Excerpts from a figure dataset

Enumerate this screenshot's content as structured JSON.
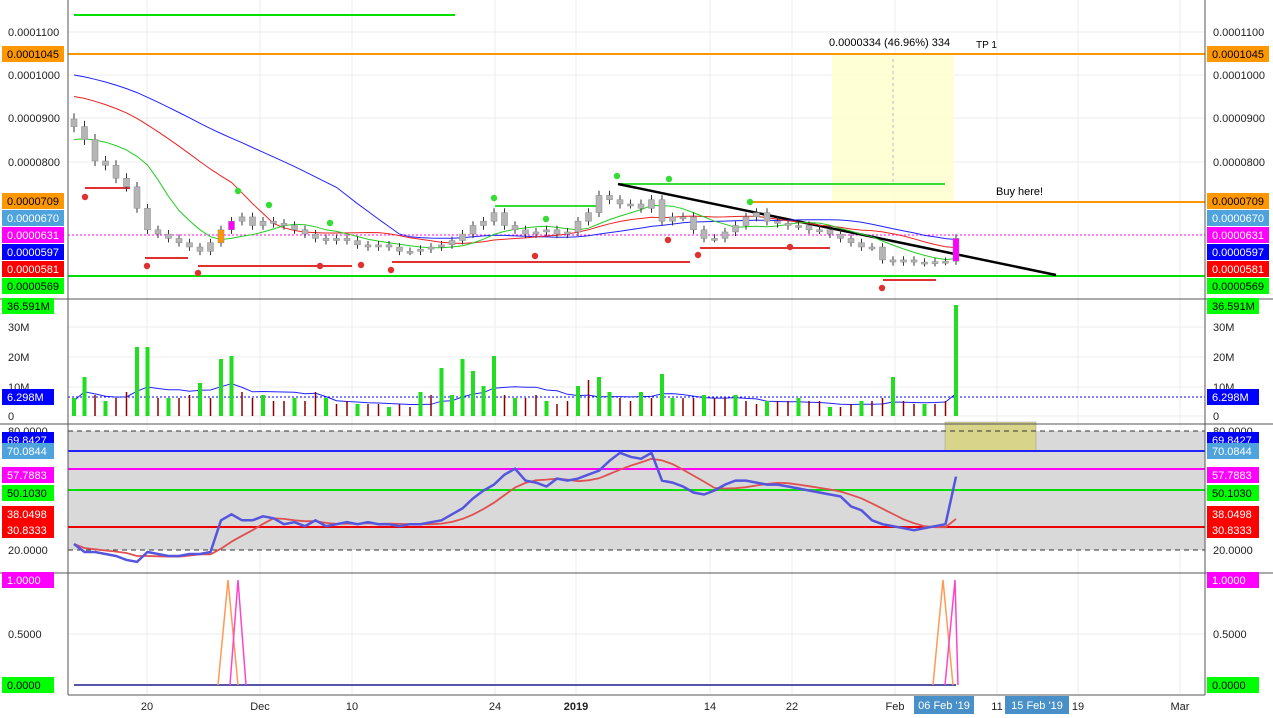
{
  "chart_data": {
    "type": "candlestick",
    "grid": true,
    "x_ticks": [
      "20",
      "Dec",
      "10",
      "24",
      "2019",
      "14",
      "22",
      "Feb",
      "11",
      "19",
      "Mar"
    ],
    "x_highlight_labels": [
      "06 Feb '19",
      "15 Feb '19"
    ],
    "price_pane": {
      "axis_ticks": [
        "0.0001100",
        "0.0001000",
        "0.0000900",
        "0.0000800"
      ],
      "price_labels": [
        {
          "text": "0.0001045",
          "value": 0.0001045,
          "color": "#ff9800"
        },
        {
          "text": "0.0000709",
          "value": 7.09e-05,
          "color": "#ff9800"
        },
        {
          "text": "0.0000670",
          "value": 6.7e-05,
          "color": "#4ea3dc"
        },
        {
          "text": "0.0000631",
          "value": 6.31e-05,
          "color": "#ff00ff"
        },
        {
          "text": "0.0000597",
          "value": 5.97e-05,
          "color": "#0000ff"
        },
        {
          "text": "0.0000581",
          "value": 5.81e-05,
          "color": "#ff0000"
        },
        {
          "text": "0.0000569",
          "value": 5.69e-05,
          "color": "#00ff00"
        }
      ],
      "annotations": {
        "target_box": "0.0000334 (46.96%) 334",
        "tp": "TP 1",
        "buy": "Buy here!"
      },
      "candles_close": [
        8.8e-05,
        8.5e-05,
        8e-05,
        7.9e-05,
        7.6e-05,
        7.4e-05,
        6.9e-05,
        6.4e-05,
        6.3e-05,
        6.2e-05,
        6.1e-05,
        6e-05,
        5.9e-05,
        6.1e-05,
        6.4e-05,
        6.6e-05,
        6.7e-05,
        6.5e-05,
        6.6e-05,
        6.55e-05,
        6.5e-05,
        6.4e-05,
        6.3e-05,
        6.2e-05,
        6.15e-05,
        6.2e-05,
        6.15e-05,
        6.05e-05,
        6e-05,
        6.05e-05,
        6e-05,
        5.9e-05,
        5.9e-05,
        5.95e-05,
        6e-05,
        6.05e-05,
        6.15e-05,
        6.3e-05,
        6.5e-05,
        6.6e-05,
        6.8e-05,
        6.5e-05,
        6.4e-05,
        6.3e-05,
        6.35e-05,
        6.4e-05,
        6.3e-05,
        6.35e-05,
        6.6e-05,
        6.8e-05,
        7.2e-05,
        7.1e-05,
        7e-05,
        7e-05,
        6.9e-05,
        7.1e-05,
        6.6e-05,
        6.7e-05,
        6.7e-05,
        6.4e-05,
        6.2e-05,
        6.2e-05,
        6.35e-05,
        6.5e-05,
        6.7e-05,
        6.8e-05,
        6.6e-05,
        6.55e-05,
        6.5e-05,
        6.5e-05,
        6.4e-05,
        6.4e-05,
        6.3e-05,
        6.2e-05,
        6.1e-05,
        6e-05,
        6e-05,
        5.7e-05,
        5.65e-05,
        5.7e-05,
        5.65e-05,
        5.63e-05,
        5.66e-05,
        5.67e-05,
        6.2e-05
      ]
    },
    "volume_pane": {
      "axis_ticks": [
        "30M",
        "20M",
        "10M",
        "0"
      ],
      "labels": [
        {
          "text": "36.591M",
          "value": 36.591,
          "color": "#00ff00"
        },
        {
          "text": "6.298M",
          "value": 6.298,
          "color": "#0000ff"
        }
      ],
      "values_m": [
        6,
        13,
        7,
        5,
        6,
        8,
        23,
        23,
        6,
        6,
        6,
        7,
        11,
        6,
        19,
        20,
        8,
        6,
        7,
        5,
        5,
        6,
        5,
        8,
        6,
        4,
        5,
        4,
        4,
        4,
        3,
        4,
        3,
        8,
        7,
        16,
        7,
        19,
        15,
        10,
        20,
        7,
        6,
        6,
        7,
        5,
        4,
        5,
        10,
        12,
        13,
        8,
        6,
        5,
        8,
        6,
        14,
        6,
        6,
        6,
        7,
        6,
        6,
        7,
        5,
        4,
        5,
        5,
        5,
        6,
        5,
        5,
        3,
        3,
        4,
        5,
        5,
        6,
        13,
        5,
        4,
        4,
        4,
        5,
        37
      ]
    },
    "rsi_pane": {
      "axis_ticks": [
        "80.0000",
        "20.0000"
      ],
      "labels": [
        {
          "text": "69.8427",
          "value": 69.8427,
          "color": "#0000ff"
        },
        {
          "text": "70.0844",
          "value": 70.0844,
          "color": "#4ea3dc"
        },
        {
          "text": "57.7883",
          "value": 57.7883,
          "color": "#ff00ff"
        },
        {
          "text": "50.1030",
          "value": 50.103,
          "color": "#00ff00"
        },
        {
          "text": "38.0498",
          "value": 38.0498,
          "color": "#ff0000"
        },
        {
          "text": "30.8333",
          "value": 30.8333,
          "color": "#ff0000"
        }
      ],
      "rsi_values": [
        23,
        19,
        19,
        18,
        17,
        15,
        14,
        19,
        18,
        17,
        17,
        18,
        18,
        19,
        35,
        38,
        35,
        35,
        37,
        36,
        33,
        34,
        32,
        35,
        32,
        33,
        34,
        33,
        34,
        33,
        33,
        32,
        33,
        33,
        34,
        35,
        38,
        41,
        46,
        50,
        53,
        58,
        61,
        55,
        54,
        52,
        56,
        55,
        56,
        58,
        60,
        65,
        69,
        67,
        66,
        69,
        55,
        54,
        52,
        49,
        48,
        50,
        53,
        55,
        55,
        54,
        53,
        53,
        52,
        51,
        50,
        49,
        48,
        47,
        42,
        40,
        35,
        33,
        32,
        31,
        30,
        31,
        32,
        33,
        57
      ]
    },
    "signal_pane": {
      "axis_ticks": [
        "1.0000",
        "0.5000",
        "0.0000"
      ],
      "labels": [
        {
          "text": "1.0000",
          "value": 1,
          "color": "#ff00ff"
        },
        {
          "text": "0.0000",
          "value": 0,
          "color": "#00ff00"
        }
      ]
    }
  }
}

__The problem__: With the pictures left out, transcribe the material exactly.

__Answer for the task__:
Enumerate this screenshot's content as structured JSON.
{
  "chart_data": {
    "type": "candlestick",
    "grid": true,
    "x_ticks": [
      "20",
      "Dec",
      "10",
      "24",
      "2019",
      "14",
      "22",
      "Feb",
      "11",
      "19",
      "Mar"
    ],
    "x_highlight_labels": [
      "06 Feb '19",
      "15 Feb '19"
    ],
    "price_pane": {
      "axis_ticks": [
        "0.0001100",
        "0.0001000",
        "0.0000900",
        "0.0000800"
      ],
      "price_labels": [
        {
          "text": "0.0001045",
          "value": 0.0001045,
          "color": "#ff9800"
        },
        {
          "text": "0.0000709",
          "value": 7.09e-05,
          "color": "#ff9800"
        },
        {
          "text": "0.0000670",
          "value": 6.7e-05,
          "color": "#4ea3dc"
        },
        {
          "text": "0.0000631",
          "value": 6.31e-05,
          "color": "#ff00ff"
        },
        {
          "text": "0.0000597",
          "value": 5.97e-05,
          "color": "#0000ff"
        },
        {
          "text": "0.0000581",
          "value": 5.81e-05,
          "color": "#ff0000"
        },
        {
          "text": "0.0000569",
          "value": 5.69e-05,
          "color": "#00ff00"
        }
      ],
      "annotations": {
        "target_box": "0.0000334 (46.96%) 334",
        "tp": "TP 1",
        "buy": "Buy here!"
      },
      "candles_close": [
        8.8e-05,
        8.5e-05,
        8e-05,
        7.9e-05,
        7.6e-05,
        7.4e-05,
        6.9e-05,
        6.4e-05,
        6.3e-05,
        6.2e-05,
        6.1e-05,
        6e-05,
        5.9e-05,
        6.1e-05,
        6.4e-05,
        6.6e-05,
        6.7e-05,
        6.5e-05,
        6.6e-05,
        6.55e-05,
        6.5e-05,
        6.4e-05,
        6.3e-05,
        6.2e-05,
        6.15e-05,
        6.2e-05,
        6.15e-05,
        6.05e-05,
        6e-05,
        6.05e-05,
        6e-05,
        5.9e-05,
        5.9e-05,
        5.95e-05,
        6e-05,
        6.05e-05,
        6.15e-05,
        6.3e-05,
        6.5e-05,
        6.6e-05,
        6.8e-05,
        6.5e-05,
        6.4e-05,
        6.3e-05,
        6.35e-05,
        6.4e-05,
        6.3e-05,
        6.35e-05,
        6.6e-05,
        6.8e-05,
        7.2e-05,
        7.1e-05,
        7e-05,
        7e-05,
        6.9e-05,
        7.1e-05,
        6.6e-05,
        6.7e-05,
        6.7e-05,
        6.4e-05,
        6.2e-05,
        6.2e-05,
        6.35e-05,
        6.5e-05,
        6.7e-05,
        6.8e-05,
        6.6e-05,
        6.55e-05,
        6.5e-05,
        6.5e-05,
        6.4e-05,
        6.4e-05,
        6.3e-05,
        6.2e-05,
        6.1e-05,
        6e-05,
        6e-05,
        5.7e-05,
        5.65e-05,
        5.7e-05,
        5.65e-05,
        5.63e-05,
        5.66e-05,
        5.67e-05,
        6.2e-05
      ]
    },
    "volume_pane": {
      "axis_ticks": [
        "30M",
        "20M",
        "10M",
        "0"
      ],
      "labels": [
        {
          "text": "36.591M",
          "value": 36.591,
          "color": "#00ff00"
        },
        {
          "text": "6.298M",
          "value": 6.298,
          "color": "#0000ff"
        }
      ],
      "values_m": [
        6,
        13,
        7,
        5,
        6,
        8,
        23,
        23,
        6,
        6,
        6,
        7,
        11,
        6,
        19,
        20,
        8,
        6,
        7,
        5,
        5,
        6,
        5,
        8,
        6,
        4,
        5,
        4,
        4,
        4,
        3,
        4,
        3,
        8,
        7,
        16,
        7,
        19,
        15,
        10,
        20,
        7,
        6,
        6,
        7,
        5,
        4,
        5,
        10,
        12,
        13,
        8,
        6,
        5,
        8,
        6,
        14,
        6,
        6,
        6,
        7,
        6,
        6,
        7,
        5,
        4,
        5,
        5,
        5,
        6,
        5,
        5,
        3,
        3,
        4,
        5,
        5,
        6,
        13,
        5,
        4,
        4,
        4,
        5,
        37
      ]
    },
    "rsi_pane": {
      "axis_ticks": [
        "80.0000",
        "20.0000"
      ],
      "labels": [
        {
          "text": "69.8427",
          "value": 69.8427,
          "color": "#0000ff"
        },
        {
          "text": "70.0844",
          "value": 70.0844,
          "color": "#4ea3dc"
        },
        {
          "text": "57.7883",
          "value": 57.7883,
          "color": "#ff00ff"
        },
        {
          "text": "50.1030",
          "value": 50.103,
          "color": "#00ff00"
        },
        {
          "text": "38.0498",
          "value": 38.0498,
          "color": "#ff0000"
        },
        {
          "text": "30.8333",
          "value": 30.8333,
          "color": "#ff0000"
        }
      ],
      "rsi_values": [
        23,
        19,
        19,
        18,
        17,
        15,
        14,
        19,
        18,
        17,
        17,
        18,
        18,
        19,
        35,
        38,
        35,
        35,
        37,
        36,
        33,
        34,
        32,
        35,
        32,
        33,
        34,
        33,
        34,
        33,
        33,
        32,
        33,
        33,
        34,
        35,
        38,
        41,
        46,
        50,
        53,
        58,
        61,
        55,
        54,
        52,
        56,
        55,
        56,
        58,
        60,
        65,
        69,
        67,
        66,
        69,
        55,
        54,
        52,
        49,
        48,
        50,
        53,
        55,
        55,
        54,
        53,
        53,
        52,
        51,
        50,
        49,
        48,
        47,
        42,
        40,
        35,
        33,
        32,
        31,
        30,
        31,
        32,
        33,
        57
      ]
    },
    "signal_pane": {
      "axis_ticks": [
        "1.0000",
        "0.5000",
        "0.0000"
      ],
      "labels": [
        {
          "text": "1.0000",
          "value": 1,
          "color": "#ff00ff"
        },
        {
          "text": "0.0000",
          "value": 0,
          "color": "#00ff00"
        }
      ]
    }
  }
}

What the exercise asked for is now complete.